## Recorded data
★ ★ ★ ★
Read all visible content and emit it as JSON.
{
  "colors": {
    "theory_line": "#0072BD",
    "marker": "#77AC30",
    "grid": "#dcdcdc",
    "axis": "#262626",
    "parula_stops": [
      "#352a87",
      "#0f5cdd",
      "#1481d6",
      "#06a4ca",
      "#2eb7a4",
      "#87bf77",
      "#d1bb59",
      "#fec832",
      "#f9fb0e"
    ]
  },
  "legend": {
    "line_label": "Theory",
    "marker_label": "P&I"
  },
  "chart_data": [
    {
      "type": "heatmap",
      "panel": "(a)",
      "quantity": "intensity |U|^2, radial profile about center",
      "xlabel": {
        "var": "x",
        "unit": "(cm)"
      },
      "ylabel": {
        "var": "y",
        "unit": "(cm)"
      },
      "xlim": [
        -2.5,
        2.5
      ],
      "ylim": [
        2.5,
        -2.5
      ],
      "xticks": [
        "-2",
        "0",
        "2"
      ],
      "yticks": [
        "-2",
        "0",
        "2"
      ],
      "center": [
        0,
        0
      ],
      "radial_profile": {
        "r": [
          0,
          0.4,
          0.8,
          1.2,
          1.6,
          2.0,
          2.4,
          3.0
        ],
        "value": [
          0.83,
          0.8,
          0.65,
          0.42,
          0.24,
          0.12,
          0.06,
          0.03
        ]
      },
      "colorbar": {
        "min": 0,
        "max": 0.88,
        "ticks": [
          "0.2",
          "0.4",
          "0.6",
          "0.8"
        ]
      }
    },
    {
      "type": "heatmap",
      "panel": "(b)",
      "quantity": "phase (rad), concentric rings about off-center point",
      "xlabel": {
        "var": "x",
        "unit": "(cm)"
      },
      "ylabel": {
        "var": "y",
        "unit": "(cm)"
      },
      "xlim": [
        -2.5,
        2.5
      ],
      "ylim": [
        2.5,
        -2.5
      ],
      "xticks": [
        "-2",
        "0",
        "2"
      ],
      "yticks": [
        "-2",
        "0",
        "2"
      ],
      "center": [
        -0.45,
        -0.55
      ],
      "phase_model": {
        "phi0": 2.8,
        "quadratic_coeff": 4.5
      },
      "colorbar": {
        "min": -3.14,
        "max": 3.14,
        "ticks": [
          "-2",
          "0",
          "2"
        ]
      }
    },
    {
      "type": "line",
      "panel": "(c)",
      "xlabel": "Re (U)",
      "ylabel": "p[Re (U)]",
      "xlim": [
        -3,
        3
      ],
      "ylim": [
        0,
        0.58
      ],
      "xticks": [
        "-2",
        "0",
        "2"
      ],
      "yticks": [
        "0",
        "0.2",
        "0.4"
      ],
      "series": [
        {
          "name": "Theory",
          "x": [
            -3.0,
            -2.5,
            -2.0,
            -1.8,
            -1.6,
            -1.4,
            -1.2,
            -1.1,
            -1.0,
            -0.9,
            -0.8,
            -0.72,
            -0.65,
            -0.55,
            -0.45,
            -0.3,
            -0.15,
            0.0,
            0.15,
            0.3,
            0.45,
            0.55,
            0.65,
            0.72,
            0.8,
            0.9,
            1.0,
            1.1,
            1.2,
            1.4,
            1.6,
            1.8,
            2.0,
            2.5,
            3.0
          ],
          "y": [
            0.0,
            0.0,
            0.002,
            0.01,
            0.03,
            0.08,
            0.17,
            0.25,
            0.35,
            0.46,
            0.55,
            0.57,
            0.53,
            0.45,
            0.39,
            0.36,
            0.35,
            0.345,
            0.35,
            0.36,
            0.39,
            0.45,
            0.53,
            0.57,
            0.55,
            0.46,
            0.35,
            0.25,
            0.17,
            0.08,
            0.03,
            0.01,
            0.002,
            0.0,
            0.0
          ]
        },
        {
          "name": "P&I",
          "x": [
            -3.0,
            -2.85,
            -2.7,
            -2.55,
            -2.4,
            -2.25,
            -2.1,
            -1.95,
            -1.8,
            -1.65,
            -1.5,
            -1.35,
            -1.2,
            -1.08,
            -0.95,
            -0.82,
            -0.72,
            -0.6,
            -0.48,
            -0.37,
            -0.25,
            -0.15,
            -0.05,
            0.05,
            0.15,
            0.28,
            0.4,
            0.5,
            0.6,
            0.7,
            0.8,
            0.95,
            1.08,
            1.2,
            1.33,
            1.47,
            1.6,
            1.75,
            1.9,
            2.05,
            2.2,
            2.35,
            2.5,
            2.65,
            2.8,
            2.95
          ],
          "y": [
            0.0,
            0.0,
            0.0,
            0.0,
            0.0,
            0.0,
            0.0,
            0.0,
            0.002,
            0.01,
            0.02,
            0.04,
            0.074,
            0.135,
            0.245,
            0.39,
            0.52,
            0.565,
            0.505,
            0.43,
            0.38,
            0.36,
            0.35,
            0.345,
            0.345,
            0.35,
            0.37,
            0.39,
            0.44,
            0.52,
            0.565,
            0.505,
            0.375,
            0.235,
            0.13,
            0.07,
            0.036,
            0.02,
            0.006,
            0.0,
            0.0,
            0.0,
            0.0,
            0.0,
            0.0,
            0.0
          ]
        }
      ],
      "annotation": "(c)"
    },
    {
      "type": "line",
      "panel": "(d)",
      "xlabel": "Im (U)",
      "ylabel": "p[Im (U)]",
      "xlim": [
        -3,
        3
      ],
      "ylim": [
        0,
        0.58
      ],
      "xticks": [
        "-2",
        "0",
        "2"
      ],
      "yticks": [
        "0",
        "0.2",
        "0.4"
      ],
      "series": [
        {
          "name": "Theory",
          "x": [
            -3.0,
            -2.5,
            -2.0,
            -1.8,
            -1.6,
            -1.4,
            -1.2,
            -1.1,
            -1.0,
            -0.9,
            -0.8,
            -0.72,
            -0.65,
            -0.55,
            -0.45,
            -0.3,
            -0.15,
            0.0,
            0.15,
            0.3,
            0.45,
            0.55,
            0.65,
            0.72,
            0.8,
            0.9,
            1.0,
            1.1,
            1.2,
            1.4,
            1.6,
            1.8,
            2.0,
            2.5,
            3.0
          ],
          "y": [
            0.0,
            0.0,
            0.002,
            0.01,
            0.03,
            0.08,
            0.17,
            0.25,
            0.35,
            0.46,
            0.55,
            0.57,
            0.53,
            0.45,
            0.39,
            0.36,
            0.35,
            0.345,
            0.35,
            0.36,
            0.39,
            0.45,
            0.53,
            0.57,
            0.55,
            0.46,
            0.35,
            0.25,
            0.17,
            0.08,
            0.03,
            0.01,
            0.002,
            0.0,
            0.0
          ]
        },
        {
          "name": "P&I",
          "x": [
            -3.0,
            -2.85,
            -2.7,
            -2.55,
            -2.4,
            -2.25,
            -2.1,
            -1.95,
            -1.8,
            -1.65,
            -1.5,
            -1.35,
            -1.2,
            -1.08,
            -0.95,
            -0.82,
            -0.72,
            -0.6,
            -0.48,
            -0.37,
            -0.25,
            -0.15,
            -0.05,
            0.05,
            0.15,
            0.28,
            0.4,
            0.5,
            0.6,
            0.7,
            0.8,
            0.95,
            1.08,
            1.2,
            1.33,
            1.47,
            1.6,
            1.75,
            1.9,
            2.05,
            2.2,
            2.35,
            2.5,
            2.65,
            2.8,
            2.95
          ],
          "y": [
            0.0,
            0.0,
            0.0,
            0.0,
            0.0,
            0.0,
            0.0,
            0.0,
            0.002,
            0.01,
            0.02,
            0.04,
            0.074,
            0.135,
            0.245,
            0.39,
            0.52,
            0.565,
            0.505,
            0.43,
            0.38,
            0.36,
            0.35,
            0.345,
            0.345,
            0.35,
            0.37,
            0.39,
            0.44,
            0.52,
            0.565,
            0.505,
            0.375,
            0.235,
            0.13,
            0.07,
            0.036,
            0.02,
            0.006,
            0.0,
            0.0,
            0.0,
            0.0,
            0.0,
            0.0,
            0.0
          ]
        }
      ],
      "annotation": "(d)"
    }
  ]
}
★ ★ ★ ★
## What you should do
Search the material above for "quantity". Pull out each line where it shows up.

## Exercise answer
      "quantity": "intensity |U|^2, radial profile about center",
      "quantity": "phase (rad), concentric rings about off-center point",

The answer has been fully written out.